- **Your objective**: The line containing "Serialize everything readable" marks where to begin; quote it and every line after it through the end of the data, exactly as written.
[Start of Dataset entries]
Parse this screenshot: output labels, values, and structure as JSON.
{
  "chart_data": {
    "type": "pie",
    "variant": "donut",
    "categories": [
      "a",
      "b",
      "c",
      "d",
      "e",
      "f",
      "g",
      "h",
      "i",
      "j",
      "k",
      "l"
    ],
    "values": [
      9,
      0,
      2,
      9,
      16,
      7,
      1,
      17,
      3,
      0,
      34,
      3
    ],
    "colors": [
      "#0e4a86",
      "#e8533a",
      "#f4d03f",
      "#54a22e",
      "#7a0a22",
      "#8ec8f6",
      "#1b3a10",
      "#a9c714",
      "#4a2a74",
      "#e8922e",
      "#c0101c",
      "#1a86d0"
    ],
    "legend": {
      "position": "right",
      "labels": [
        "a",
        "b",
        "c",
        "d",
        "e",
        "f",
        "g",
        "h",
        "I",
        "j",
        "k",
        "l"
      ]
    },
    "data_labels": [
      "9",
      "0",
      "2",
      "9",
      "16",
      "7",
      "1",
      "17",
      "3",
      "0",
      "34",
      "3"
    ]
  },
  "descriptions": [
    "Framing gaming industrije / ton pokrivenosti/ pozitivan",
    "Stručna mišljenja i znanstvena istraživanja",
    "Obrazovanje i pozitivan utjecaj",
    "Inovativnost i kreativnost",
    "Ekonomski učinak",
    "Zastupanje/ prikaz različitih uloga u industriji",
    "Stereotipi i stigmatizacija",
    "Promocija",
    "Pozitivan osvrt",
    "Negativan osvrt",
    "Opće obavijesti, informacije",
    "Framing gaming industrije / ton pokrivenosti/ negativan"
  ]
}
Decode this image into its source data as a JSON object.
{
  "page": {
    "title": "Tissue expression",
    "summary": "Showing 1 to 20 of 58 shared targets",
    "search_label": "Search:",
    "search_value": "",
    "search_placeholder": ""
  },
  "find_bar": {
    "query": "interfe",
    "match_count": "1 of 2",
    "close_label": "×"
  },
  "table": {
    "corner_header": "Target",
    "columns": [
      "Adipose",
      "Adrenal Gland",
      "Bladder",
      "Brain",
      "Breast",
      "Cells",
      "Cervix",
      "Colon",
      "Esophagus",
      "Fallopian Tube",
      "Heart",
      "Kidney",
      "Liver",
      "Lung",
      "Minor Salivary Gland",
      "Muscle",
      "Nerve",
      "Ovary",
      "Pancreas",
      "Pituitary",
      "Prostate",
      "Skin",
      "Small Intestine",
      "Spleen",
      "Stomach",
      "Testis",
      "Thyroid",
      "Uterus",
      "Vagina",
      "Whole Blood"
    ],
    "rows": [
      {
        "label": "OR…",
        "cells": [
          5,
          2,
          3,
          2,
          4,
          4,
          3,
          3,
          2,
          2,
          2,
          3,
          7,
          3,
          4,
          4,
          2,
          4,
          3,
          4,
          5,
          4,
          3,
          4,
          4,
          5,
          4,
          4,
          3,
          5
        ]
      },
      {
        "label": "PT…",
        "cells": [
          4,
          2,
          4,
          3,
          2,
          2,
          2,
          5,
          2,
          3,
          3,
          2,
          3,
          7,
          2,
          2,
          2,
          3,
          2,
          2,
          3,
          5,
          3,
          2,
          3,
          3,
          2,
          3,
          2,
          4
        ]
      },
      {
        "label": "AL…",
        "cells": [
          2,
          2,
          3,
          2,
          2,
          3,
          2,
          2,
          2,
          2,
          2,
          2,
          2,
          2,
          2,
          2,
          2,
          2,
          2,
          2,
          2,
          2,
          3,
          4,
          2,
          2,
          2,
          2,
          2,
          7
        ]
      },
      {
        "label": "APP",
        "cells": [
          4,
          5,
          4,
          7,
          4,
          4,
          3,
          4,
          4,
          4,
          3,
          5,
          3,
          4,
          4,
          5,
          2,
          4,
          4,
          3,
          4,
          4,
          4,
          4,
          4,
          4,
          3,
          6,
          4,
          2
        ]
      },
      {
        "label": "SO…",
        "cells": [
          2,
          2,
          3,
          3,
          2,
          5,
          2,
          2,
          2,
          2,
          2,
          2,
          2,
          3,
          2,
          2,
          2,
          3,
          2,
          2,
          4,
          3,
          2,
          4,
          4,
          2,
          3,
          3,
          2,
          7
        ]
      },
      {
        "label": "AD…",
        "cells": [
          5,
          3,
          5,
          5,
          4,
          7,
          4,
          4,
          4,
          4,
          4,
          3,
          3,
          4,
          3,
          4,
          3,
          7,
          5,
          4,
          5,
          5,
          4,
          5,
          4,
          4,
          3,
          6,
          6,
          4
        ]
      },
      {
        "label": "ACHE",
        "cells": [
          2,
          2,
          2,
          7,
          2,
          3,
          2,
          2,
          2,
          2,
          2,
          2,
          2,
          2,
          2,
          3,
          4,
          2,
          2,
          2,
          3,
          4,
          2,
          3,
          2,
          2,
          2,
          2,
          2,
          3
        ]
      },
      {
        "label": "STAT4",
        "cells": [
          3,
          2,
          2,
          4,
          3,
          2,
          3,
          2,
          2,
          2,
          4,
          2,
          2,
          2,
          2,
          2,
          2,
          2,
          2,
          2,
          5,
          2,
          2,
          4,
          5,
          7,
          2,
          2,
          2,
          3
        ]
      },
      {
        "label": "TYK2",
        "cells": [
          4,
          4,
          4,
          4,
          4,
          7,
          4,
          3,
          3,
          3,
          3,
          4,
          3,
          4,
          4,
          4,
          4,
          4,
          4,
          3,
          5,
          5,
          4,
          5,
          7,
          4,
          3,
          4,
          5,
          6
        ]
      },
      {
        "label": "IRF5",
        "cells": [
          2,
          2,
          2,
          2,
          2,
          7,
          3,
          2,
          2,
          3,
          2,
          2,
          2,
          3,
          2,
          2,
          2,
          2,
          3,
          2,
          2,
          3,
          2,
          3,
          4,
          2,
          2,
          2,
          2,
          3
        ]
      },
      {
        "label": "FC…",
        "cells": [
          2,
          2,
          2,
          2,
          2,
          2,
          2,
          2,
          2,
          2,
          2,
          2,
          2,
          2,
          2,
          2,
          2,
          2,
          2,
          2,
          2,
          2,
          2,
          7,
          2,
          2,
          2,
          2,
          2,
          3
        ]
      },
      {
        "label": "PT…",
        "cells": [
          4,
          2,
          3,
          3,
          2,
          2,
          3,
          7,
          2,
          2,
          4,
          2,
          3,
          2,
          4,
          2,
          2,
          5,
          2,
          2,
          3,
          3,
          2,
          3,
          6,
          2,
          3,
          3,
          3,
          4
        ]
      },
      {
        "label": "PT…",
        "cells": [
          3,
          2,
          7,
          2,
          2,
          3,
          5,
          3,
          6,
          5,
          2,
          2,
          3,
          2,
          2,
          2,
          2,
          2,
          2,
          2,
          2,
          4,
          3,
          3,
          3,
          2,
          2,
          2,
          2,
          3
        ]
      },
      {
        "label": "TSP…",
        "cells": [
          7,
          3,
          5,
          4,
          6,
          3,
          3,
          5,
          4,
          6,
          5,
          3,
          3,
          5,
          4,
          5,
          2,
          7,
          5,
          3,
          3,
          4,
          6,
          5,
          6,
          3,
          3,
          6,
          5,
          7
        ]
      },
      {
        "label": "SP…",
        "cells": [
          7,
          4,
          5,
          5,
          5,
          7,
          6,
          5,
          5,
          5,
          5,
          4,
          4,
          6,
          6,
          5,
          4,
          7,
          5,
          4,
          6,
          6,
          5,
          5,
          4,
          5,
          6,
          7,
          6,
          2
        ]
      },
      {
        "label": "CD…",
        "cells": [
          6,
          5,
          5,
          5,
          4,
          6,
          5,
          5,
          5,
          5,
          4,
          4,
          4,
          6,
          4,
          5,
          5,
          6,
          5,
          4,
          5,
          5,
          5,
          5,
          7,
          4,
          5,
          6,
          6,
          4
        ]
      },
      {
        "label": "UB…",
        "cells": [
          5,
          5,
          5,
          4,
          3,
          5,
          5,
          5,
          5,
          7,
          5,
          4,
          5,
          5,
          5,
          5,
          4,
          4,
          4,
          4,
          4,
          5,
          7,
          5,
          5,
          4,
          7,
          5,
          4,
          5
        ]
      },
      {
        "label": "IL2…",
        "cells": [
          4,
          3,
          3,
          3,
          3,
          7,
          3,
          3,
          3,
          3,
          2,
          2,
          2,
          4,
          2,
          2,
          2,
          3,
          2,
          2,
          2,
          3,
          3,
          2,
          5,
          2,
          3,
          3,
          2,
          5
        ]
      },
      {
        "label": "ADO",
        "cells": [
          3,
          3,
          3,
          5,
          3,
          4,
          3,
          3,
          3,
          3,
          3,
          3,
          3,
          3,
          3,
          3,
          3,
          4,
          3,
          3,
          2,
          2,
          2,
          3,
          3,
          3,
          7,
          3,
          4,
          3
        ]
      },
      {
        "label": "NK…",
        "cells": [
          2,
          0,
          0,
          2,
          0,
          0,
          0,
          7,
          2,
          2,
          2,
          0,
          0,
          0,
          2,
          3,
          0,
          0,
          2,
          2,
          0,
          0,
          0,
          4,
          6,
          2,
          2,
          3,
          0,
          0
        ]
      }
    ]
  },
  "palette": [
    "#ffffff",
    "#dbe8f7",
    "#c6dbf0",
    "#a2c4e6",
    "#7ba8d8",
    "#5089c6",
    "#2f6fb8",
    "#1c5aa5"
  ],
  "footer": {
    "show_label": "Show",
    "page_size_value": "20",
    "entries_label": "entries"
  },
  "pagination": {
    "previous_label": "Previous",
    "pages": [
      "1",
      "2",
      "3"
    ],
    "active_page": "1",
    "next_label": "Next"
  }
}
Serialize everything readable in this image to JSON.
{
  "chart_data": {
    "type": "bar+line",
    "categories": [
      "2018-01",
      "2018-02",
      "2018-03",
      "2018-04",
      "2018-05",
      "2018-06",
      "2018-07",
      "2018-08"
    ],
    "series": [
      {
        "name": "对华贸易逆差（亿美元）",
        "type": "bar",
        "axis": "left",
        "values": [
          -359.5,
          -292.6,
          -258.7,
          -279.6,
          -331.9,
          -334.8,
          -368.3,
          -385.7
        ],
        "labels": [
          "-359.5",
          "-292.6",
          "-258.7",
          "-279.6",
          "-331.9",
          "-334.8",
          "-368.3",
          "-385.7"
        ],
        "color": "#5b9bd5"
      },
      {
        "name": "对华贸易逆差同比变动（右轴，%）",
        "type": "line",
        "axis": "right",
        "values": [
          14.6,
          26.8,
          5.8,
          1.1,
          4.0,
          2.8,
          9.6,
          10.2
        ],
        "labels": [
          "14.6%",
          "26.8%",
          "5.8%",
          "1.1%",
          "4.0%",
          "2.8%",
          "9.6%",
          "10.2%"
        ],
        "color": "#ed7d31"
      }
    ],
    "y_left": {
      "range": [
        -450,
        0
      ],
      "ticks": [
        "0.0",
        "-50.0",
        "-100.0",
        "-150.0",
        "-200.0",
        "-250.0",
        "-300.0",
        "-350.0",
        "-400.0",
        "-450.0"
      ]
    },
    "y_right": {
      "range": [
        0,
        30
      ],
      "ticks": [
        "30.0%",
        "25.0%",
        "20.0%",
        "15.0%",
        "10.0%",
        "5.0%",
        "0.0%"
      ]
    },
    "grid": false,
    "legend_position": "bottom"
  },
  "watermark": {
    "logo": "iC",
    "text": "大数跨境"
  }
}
[End of Dataset entries]
- **Written answer**:
Serialize everything readable in this image to JSON.
{
  "chart_data": {
    "type": "bar+line",
    "categories": [
      "2018-01",
      "2018-02",
      "2018-03",
      "2018-04",
      "2018-05",
      "2018-06",
      "2018-07",
      "2018-08"
    ],
    "series": [
      {
        "name": "对华贸易逆差（亿美元）",
        "type": "bar",
        "axis": "left",
        "values": [
          -359.5,
          -292.6,
          -258.7,
          -279.6,
          -331.9,
          -334.8,
          -368.3,
          -385.7
        ],
        "labels": [
          "-359.5",
          "-292.6",
          "-258.7",
          "-279.6",
          "-331.9",
          "-334.8",
          "-368.3",
          "-385.7"
        ],
        "color": "#5b9bd5"
      },
      {
        "name": "对华贸易逆差同比变动（右轴，%）",
        "type": "line",
        "axis": "right",
        "values": [
          14.6,
          26.8,
          5.8,
          1.1,
          4.0,
          2.8,
          9.6,
          10.2
        ],
        "labels": [
          "14.6%",
          "26.8%",
          "5.8%",
          "1.1%",
          "4.0%",
          "2.8%",
          "9.6%",
          "10.2%"
        ],
        "color": "#ed7d31"
      }
    ],
    "y_left": {
      "range": [
        -450,
        0
      ],
      "ticks": [
        "0.0",
        "-50.0",
        "-100.0",
        "-150.0",
        "-200.0",
        "-250.0",
        "-300.0",
        "-350.0",
        "-400.0",
        "-450.0"
      ]
    },
    "y_right": {
      "range": [
        0,
        30
      ],
      "ticks": [
        "30.0%",
        "25.0%",
        "20.0%",
        "15.0%",
        "10.0%",
        "5.0%",
        "0.0%"
      ]
    },
    "grid": false,
    "legend_position": "bottom"
  },
  "watermark": {
    "logo": "iC",
    "text": "大数跨境"
  }
}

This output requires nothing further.